(Dataset items)
** START **

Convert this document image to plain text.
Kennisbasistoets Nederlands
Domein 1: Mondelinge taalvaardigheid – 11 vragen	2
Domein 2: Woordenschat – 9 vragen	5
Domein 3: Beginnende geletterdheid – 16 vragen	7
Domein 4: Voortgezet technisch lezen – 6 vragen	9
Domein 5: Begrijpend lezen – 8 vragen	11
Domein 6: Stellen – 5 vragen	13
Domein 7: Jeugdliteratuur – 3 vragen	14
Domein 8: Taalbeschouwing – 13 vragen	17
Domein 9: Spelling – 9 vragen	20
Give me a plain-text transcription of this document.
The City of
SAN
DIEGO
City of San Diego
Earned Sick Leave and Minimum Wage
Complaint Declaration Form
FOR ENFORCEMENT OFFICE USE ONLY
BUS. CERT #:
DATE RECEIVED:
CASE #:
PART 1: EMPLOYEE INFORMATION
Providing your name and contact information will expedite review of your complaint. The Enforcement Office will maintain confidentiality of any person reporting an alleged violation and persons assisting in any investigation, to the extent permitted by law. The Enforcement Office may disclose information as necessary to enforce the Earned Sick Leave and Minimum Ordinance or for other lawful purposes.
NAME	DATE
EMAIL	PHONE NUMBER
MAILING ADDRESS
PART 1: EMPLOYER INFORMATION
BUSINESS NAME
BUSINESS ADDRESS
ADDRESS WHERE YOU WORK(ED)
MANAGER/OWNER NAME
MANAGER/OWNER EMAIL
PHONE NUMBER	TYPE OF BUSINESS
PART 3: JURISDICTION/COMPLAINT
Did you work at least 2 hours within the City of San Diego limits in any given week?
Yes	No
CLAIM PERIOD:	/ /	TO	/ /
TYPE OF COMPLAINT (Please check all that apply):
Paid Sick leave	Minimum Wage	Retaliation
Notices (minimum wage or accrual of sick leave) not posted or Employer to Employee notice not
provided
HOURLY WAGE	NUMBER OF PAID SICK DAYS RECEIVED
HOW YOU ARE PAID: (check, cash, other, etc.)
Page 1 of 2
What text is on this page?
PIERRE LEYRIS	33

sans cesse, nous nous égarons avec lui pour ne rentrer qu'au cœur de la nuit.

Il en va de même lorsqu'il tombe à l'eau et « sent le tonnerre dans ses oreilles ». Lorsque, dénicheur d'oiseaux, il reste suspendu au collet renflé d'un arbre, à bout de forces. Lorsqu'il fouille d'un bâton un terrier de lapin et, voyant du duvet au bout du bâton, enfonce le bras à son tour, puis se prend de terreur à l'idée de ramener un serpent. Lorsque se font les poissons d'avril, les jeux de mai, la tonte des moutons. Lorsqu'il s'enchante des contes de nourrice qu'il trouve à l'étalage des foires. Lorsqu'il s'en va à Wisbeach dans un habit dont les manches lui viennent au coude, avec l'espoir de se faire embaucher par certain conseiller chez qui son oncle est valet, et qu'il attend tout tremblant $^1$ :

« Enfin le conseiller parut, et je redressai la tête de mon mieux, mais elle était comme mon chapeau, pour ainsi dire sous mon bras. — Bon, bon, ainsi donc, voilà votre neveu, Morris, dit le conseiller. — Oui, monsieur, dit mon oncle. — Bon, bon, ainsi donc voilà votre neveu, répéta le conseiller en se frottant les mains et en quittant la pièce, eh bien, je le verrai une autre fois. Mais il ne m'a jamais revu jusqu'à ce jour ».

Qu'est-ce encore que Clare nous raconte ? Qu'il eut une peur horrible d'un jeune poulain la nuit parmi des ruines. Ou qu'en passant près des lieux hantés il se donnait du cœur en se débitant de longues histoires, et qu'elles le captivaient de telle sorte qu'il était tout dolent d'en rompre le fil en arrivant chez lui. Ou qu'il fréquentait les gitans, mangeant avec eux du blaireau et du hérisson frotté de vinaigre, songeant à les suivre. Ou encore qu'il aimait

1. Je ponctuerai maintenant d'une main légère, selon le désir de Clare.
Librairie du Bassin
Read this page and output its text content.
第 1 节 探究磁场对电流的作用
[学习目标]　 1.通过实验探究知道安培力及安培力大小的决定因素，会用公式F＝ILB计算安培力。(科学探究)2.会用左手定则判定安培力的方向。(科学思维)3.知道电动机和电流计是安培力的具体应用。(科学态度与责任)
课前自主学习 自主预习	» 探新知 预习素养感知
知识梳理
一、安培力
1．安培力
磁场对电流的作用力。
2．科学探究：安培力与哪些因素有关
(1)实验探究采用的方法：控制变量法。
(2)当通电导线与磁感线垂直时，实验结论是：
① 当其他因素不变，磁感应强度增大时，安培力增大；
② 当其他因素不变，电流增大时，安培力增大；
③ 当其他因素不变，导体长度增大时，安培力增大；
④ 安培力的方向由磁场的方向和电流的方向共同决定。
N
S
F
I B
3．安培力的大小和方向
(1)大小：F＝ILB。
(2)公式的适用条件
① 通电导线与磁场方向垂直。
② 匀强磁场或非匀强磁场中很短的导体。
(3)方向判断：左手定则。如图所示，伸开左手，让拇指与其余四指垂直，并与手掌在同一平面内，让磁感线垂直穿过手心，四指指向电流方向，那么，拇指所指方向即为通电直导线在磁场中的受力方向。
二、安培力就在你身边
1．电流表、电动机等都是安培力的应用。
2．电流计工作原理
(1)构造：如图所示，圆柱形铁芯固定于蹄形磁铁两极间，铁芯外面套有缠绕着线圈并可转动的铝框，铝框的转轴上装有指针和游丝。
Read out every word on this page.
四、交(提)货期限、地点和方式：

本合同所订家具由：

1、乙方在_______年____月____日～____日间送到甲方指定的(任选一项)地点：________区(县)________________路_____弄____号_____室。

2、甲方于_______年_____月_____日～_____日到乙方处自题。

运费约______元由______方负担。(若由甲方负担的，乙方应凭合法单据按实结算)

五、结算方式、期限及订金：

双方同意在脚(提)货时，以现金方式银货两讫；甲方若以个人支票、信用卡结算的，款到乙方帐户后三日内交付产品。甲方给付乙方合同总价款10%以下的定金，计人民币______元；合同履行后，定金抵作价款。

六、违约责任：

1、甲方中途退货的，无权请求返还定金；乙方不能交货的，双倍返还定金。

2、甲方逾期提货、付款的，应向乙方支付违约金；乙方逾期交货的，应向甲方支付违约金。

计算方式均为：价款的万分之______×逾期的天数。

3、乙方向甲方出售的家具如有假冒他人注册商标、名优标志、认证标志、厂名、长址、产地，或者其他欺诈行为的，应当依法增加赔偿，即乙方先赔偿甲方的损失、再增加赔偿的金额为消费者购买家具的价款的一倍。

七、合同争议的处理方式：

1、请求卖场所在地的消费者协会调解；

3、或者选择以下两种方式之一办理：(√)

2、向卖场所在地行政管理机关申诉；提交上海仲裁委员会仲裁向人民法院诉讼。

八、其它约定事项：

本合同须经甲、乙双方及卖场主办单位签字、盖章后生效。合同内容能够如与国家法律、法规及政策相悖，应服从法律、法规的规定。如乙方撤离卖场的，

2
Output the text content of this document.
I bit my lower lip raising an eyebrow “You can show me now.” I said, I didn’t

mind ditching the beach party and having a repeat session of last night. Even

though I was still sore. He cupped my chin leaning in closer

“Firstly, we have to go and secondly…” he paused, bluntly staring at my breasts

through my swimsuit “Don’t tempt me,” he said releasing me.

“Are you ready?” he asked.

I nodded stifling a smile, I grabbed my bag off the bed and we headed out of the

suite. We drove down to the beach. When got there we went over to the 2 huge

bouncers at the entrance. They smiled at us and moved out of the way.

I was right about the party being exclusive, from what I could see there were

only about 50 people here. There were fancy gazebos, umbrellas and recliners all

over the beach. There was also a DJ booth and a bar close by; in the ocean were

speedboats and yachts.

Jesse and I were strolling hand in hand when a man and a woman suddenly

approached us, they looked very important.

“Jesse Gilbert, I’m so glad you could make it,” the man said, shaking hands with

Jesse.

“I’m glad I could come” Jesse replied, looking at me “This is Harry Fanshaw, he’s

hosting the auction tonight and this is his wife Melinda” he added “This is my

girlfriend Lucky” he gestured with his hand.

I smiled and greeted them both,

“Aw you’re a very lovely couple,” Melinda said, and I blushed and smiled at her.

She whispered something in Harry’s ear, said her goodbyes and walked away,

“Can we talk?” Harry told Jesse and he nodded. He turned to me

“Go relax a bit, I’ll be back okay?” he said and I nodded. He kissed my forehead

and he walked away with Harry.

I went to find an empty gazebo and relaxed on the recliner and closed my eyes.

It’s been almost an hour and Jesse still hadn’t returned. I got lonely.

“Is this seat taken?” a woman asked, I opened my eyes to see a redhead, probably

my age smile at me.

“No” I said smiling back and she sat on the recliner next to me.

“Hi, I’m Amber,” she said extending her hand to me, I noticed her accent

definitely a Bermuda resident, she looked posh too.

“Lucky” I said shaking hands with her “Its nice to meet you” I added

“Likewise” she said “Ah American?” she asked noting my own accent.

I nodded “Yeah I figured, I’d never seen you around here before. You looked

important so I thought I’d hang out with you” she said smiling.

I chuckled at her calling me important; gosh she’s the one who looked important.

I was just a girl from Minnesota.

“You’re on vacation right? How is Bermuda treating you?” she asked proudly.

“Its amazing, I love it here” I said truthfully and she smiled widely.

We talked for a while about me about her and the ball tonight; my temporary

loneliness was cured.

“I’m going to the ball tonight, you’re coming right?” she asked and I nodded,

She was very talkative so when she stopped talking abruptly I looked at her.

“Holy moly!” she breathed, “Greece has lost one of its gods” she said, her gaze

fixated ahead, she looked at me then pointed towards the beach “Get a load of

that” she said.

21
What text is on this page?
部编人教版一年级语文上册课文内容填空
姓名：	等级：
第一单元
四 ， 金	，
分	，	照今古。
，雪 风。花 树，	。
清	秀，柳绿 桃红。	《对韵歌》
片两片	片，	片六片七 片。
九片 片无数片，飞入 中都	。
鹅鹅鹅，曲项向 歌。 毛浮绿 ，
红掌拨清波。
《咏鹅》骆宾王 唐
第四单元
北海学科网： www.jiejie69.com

** END **

Given task: Report only the number of lines in the records that include the word "smiling".

Correct answer: 2